§ Exercise aim:
Reproduce all entries verbatim, with nothing added or dropped.

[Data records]
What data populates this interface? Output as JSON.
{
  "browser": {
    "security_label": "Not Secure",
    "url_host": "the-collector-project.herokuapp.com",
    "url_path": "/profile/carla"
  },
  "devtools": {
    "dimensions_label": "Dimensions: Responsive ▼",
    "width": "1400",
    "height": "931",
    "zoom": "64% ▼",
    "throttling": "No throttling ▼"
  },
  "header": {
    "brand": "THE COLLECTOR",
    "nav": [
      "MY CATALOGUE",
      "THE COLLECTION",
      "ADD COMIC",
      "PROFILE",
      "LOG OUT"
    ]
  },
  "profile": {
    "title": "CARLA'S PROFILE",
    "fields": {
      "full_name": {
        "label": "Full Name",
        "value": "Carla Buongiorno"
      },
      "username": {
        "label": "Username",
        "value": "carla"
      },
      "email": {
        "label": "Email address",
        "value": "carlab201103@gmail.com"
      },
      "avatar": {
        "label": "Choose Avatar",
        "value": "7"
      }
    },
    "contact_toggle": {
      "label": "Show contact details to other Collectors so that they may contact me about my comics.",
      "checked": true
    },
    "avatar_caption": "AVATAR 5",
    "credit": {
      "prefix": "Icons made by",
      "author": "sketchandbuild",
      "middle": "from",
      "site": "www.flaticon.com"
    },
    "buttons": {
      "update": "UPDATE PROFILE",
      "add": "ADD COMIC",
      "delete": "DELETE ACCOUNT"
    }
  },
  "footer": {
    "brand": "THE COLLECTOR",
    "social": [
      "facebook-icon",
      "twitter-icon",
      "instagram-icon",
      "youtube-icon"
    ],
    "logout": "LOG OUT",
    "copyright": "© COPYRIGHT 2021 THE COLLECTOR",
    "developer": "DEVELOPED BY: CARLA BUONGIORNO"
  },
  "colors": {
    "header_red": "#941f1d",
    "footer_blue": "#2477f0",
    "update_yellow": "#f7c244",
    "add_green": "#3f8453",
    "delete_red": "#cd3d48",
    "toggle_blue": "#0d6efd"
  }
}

§ Response for this exercise:
What data populates this interface? Output as JSON.
{
  "browser": {
    "security_label": "Not Secure",
    "url_host": "the-collector-project.herokuapp.com",
    "url_path": "/profile/carla"
  },
  "devtools": {
    "dimensions_label": "Dimensions: Responsive ▼",
    "width": "1400",
    "height": "931",
    "zoom": "64% ▼",
    "throttling": "No throttling ▼"
  },
  "header": {
    "brand": "THE COLLECTOR",
    "nav": [
      "MY CATALOGUE",
      "THE COLLECTION",
      "ADD COMIC",
      "PROFILE",
      "LOG OUT"
    ]
  },
  "profile": {
    "title": "CARLA'S PROFILE",
    "fields": {
      "full_name": {
        "label": "Full Name",
        "value": "Carla Buongiorno"
      },
      "username": {
        "label": "Username",
        "value": "carla"
      },
      "email": {
        "label": "Email address",
        "value": "carlab201103@gmail.com"
      },
      "avatar": {
        "label": "Choose Avatar",
        "value": "7"
      }
    },
    "contact_toggle": {
      "label": "Show contact details to other Collectors so that they may contact me about my comics.",
      "checked": true
    },
    "avatar_caption": "AVATAR 5",
    "credit": {
      "prefix": "Icons made by",
      "author": "sketchandbuild",
      "middle": "from",
      "site": "www.flaticon.com"
    },
    "buttons": {
      "update": "UPDATE PROFILE",
      "add": "ADD COMIC",
      "delete": "DELETE ACCOUNT"
    }
  },
  "footer": {
    "brand": "THE COLLECTOR",
    "social": [
      "facebook-icon",
      "twitter-icon",
      "instagram-icon",
      "youtube-icon"
    ],
    "logout": "LOG OUT",
    "copyright": "© COPYRIGHT 2021 THE COLLECTOR",
    "developer": "DEVELOPED BY: CARLA BUONGIORNO"
  },
  "colors": {
    "header_red": "#941f1d",
    "footer_blue": "#2477f0",
    "update_yellow": "#f7c244",
    "add_green": "#3f8453",
    "delete_red": "#cd3d48",
    "toggle_blue": "#0d6efd"
  }
}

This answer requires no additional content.